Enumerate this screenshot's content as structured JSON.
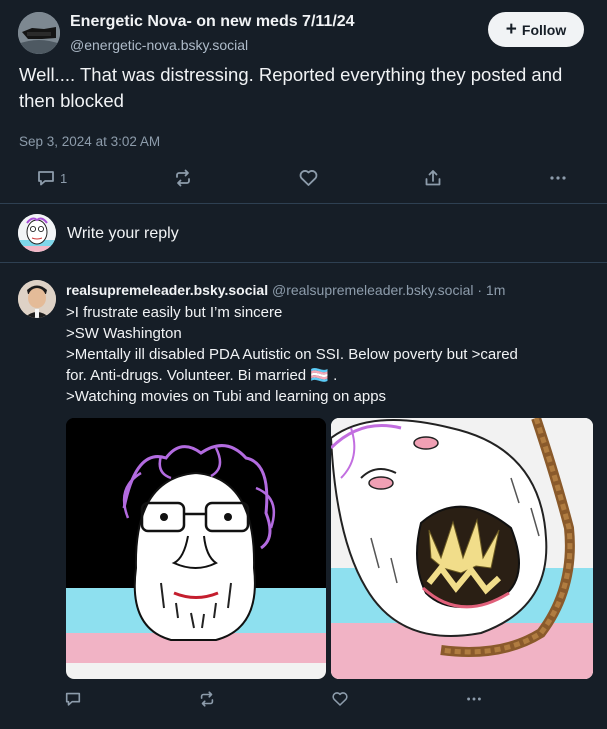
{
  "post": {
    "author_name": "Energetic Nova- on new meds 7/11/24",
    "author_handle": "@energetic-nova.bsky.social",
    "follow_label": "Follow",
    "text": "Well.... That was distressing. Reported everything they posted and then blocked",
    "timestamp": "Sep 3, 2024 at 3:02 AM",
    "reply_count": "1"
  },
  "compose": {
    "placeholder": "Write your reply"
  },
  "reply": {
    "author_name": "realsupremeleader.bsky.social",
    "meta": "@realsupremeleader.bsky.social · 1m",
    "lines": [
      ">I frustrate easily but I’m sincere",
      ">SW Washington",
      ">Mentally ill disabled PDA Autistic on SSI.  Below poverty but >cared",
      "for. Anti-drugs. Volunteer. Bi married",
      ">Watching movies on Tubi and learning on apps"
    ],
    "line4_suffix": "🏳️‍⚧️ .",
    "images": [
      "meme-drawing-left",
      "meme-drawing-right"
    ]
  },
  "colors": {
    "background": "#161e27",
    "divider": "#2e4052",
    "text": "#f1f3f5",
    "muted": "#8d9cab",
    "follow_bg": "#f1f3f5"
  },
  "icons": [
    "reply-icon",
    "repost-icon",
    "like-icon",
    "share-icon",
    "more-icon",
    "plus-icon"
  ]
}
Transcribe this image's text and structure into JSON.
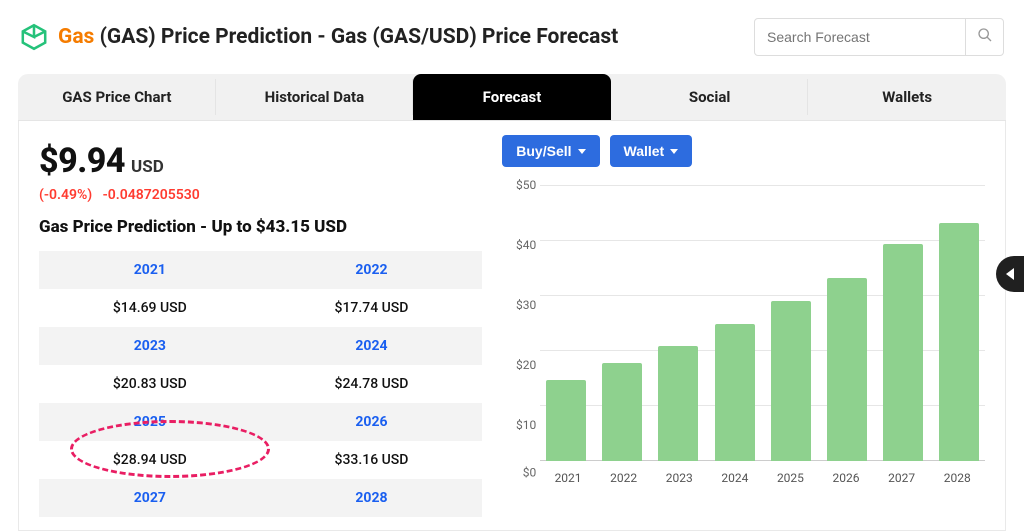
{
  "header": {
    "coin_name": "Gas",
    "title_rest": "(GAS) Price Prediction - Gas (GAS/USD) Price Forecast"
  },
  "search": {
    "placeholder": "Search Forecast"
  },
  "tabs": [
    {
      "label": "GAS Price Chart",
      "active": false
    },
    {
      "label": "Historical Data",
      "active": false
    },
    {
      "label": "Forecast",
      "active": true
    },
    {
      "label": "Social",
      "active": false
    },
    {
      "label": "Wallets",
      "active": false
    }
  ],
  "price": {
    "amount": "$9.94",
    "currency": "USD",
    "change_pct": "(-0.49%)",
    "change_abs": "-0.0487205530"
  },
  "prediction_title": "Gas Price Prediction - Up to $43.15 USD",
  "prediction_table": [
    {
      "year": "2021",
      "value": "$14.69 USD"
    },
    {
      "year": "2022",
      "value": "$17.74 USD"
    },
    {
      "year": "2023",
      "value": "$20.83 USD"
    },
    {
      "year": "2024",
      "value": "$24.78 USD"
    },
    {
      "year": "2025",
      "value": "$28.94 USD"
    },
    {
      "year": "2026",
      "value": "$33.16 USD"
    },
    {
      "year": "2027",
      "value": ""
    },
    {
      "year": "2028",
      "value": ""
    }
  ],
  "buttons": {
    "buysell": "Buy/Sell",
    "wallet": "Wallet"
  },
  "chart_data": {
    "type": "bar",
    "categories": [
      "2021",
      "2022",
      "2023",
      "2024",
      "2025",
      "2026",
      "2027",
      "2028"
    ],
    "values": [
      14.69,
      17.74,
      20.83,
      24.78,
      28.94,
      33.16,
      39.3,
      43.15
    ],
    "ylim": [
      0,
      50
    ],
    "yticks": [
      "$50",
      "$40",
      "$30",
      "$20",
      "$10",
      "$0"
    ],
    "ylabel": "",
    "xlabel": "",
    "title": ""
  },
  "colors": {
    "coin_accent": "#f57c00",
    "link_blue": "#1a5ff0",
    "btn_blue": "#2d6cdf",
    "bar_green": "#8ed18e",
    "negative_red": "#ff3b30",
    "highlight_pink": "#e91e63"
  }
}
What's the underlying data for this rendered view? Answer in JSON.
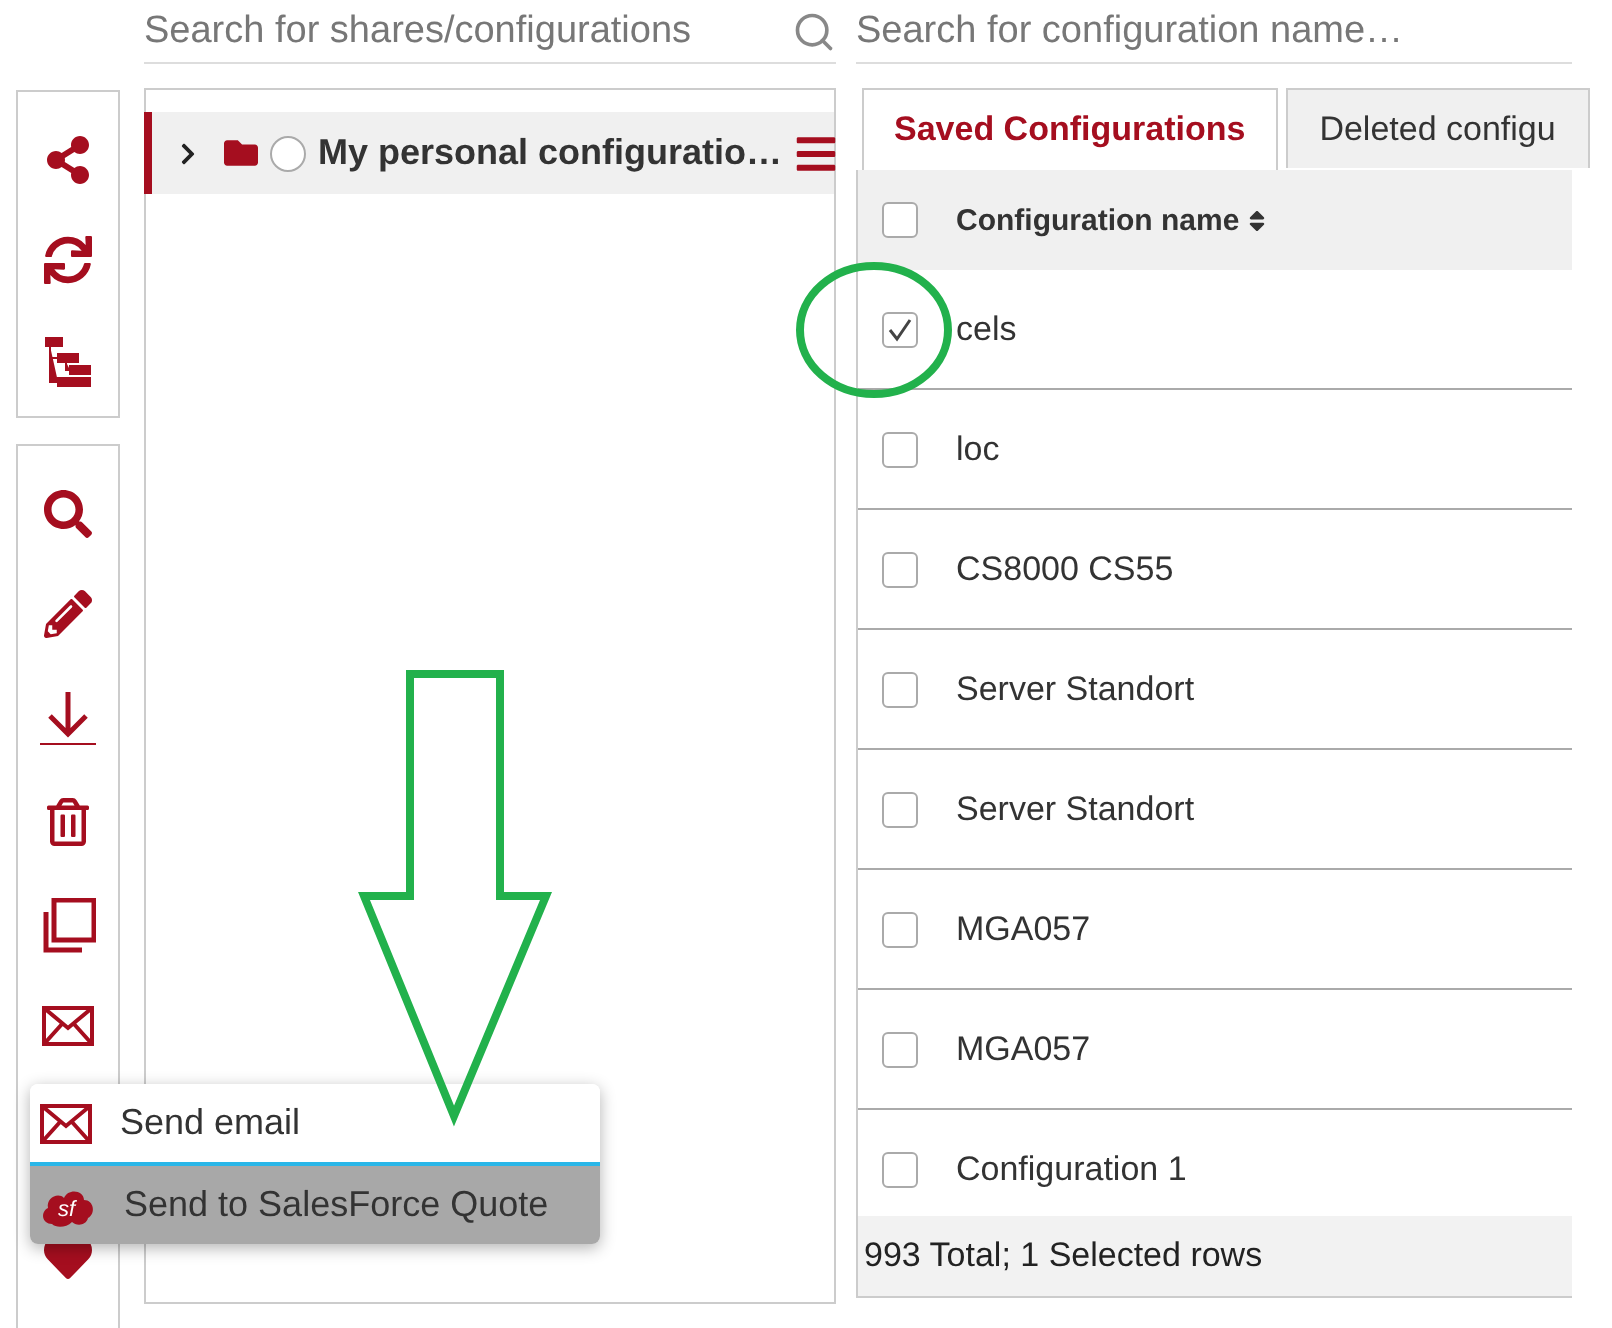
{
  "search_shares": {
    "placeholder": "Search for shares/configurations"
  },
  "search_configs": {
    "placeholder": "Search for configuration name…"
  },
  "tree": {
    "items": [
      {
        "label": "My personal configuratio…",
        "expanded": false,
        "selected": true,
        "checked": false
      }
    ]
  },
  "tabs": [
    {
      "label": "Saved Configurations",
      "selected": true
    },
    {
      "label": "Deleted configu",
      "selected": false
    }
  ],
  "table": {
    "header": {
      "label": "Configuration name",
      "checked": false
    },
    "rows": [
      {
        "name": "cels",
        "checked": true
      },
      {
        "name": "loc",
        "checked": false
      },
      {
        "name": "CS8000 CS55",
        "checked": false
      },
      {
        "name": "Server Standort",
        "checked": false
      },
      {
        "name": "Server Standort",
        "checked": false
      },
      {
        "name": "MGA057",
        "checked": false
      },
      {
        "name": "MGA057",
        "checked": false
      },
      {
        "name": "Configuration 1",
        "checked": false
      }
    ]
  },
  "footer": "993 Total; 1 Selected rows",
  "menu": {
    "items": [
      {
        "kind": "email",
        "label": "Send email",
        "selected": false
      },
      {
        "kind": "salesforce",
        "label": "Send to SalesForce Quote",
        "icon_text": "sf",
        "selected": true
      }
    ]
  }
}
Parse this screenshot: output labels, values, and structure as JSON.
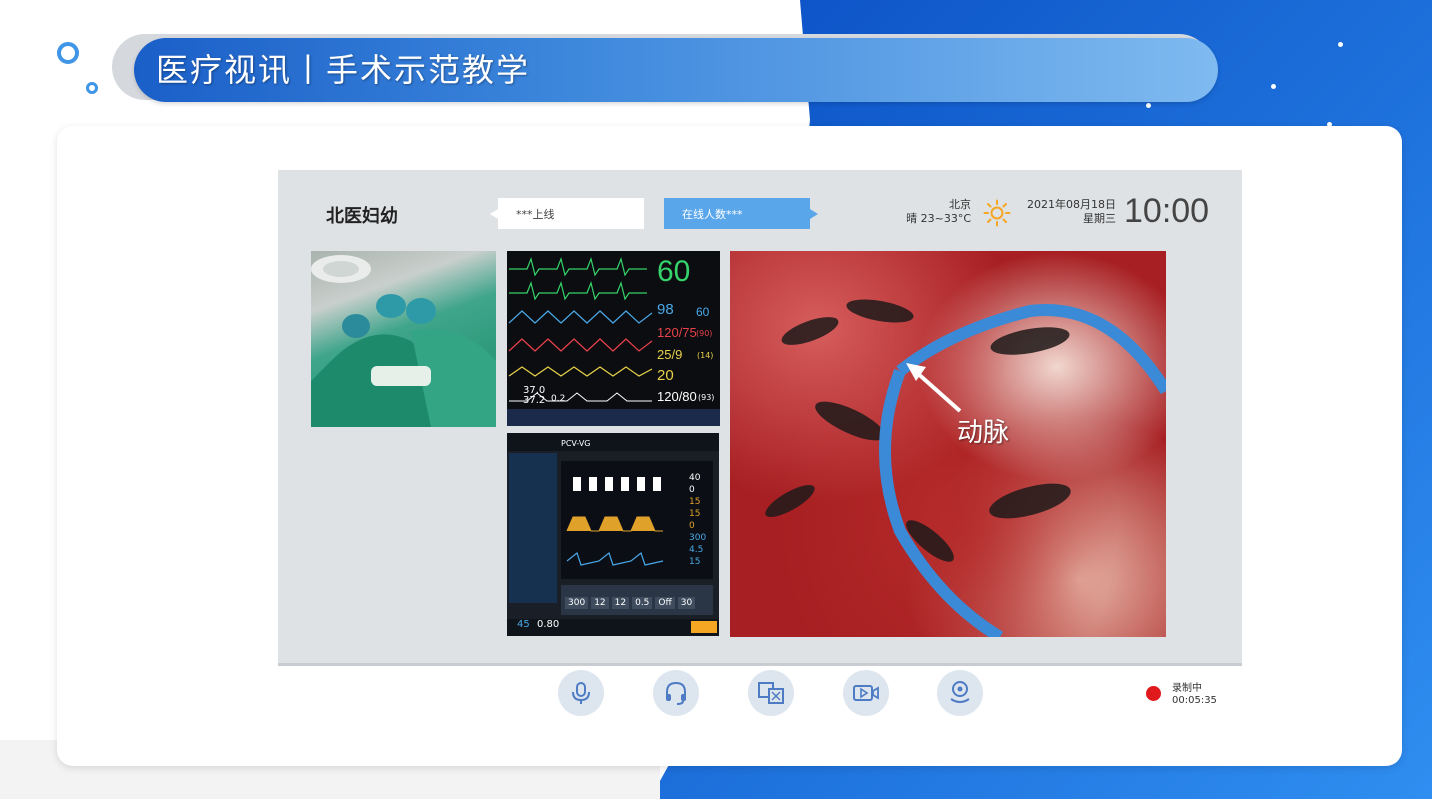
{
  "slide": {
    "title": "医疗视讯丨手术示范教学"
  },
  "screen": {
    "hospital": "北医妇幼",
    "online_notice": "***上线",
    "online_count": "在线人数***",
    "weather": {
      "city": "北京",
      "condition": "晴 23~33°C",
      "icon": "sun-icon"
    },
    "date": "2021年08月18日",
    "weekday": "星期三",
    "time": "10:00"
  },
  "videos": {
    "monitor": {
      "hr": "60",
      "spo2": "98",
      "pulse": "60",
      "nibp": "120/75",
      "nibp_extra": "(90)",
      "pa": "25/9",
      "pa_extra": "(14)",
      "rr": "20",
      "temp1": "37.0",
      "temp2": "37.2",
      "temp_diff": "0.2",
      "art": "120/80",
      "art_extra": "(93)"
    },
    "ventilator": {
      "mode": "PCV-VG",
      "values": [
        "300",
        "12",
        "12",
        "0.5",
        "Off",
        "30"
      ],
      "fio2": "0.80",
      "left_value": "45",
      "readouts": [
        "40",
        "0",
        "15",
        "15",
        "0",
        "300",
        "4.5",
        "15"
      ]
    },
    "surgery": {
      "annotation": "动脉"
    }
  },
  "controls": [
    {
      "name": "microphone-button",
      "icon": "microphone-icon"
    },
    {
      "name": "headset-button",
      "icon": "headset-icon"
    },
    {
      "name": "translate-button",
      "icon": "translate-icon"
    },
    {
      "name": "video-button",
      "icon": "video-icon"
    },
    {
      "name": "location-button",
      "icon": "location-icon"
    }
  ],
  "recording": {
    "label": "录制中",
    "time": "00:05:35",
    "color": "#e0191d"
  },
  "colors": {
    "accent": "#1a5fc8",
    "online_count_bg": "#5aa6ea"
  }
}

→ Stated exercise
Locate the lines above that hold the word "microphone". Show every one of them.

→ Final answer
      "name": "microphone-button",
      "icon": "microphone-icon"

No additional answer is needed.